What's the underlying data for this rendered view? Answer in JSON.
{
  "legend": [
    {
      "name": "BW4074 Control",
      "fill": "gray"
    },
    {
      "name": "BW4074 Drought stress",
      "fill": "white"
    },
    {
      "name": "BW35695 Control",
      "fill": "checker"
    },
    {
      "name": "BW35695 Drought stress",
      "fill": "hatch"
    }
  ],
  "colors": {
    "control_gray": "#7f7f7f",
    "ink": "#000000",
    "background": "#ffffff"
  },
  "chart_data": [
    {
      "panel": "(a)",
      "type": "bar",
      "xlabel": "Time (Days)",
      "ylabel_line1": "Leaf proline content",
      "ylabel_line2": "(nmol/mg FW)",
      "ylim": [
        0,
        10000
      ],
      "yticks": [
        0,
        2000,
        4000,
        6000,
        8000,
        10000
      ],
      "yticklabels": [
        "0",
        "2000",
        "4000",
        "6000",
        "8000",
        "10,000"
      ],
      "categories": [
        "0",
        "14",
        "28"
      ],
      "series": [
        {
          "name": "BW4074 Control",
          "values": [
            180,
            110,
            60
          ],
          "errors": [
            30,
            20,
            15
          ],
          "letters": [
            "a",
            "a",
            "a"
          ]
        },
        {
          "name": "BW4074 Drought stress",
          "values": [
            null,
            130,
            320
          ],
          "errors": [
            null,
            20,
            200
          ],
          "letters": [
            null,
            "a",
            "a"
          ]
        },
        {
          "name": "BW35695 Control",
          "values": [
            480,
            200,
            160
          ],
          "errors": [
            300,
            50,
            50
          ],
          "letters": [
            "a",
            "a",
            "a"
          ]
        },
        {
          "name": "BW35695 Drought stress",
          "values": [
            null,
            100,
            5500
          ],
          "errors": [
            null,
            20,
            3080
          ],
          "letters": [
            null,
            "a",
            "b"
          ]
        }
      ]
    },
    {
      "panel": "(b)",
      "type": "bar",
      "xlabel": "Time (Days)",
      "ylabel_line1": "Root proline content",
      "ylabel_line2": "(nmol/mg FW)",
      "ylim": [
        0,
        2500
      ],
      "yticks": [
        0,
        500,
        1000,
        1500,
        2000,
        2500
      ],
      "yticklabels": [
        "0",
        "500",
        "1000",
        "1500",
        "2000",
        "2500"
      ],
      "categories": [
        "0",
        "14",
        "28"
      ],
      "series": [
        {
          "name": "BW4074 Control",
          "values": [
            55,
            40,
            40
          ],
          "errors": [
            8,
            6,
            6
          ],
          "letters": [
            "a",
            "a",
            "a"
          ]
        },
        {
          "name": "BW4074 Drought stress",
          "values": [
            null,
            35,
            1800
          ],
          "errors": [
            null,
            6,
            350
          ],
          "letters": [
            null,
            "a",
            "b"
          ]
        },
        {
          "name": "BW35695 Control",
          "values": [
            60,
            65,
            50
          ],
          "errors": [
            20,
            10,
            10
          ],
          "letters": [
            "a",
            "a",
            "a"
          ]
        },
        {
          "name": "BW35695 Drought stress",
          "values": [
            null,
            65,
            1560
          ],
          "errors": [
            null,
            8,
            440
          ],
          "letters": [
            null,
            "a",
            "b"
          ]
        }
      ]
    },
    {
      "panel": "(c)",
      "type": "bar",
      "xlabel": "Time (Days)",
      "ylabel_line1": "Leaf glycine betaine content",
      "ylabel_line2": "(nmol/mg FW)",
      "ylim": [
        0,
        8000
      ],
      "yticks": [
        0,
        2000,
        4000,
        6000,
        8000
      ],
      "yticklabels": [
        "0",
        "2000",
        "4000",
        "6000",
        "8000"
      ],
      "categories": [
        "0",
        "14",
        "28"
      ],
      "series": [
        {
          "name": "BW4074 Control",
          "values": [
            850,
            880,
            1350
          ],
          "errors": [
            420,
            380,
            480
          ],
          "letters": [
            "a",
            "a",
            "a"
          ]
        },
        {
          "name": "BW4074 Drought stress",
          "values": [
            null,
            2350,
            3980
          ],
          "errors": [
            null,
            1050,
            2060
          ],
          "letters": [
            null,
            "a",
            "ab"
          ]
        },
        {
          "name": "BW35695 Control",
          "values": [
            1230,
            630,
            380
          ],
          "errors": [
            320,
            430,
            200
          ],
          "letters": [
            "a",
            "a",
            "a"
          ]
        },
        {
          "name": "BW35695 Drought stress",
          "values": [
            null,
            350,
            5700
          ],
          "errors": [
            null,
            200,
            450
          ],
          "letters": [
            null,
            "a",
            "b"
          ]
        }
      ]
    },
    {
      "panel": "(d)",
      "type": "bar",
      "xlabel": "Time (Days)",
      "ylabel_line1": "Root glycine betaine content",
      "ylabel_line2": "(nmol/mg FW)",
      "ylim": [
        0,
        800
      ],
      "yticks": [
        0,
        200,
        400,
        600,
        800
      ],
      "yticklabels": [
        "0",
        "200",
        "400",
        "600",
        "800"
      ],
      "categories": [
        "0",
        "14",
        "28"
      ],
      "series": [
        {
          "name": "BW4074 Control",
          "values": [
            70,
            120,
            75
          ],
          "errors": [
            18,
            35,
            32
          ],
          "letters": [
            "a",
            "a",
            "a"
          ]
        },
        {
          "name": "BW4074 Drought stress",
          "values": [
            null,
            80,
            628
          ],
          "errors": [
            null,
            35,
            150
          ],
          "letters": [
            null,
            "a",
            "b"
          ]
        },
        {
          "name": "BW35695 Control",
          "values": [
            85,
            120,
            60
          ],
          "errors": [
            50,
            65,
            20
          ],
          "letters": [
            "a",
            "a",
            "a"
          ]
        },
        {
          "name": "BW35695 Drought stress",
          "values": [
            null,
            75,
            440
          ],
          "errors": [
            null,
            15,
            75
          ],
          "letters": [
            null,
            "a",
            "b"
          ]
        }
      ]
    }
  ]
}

● GIVEN PROBLEM: Copy every line that includes the string "Leaf" from the material above.

● RESULT FOR THIS TASK:
      "ylabel_line1": "Leaf proline content",
      "ylabel_line1": "Leaf glycine betaine content",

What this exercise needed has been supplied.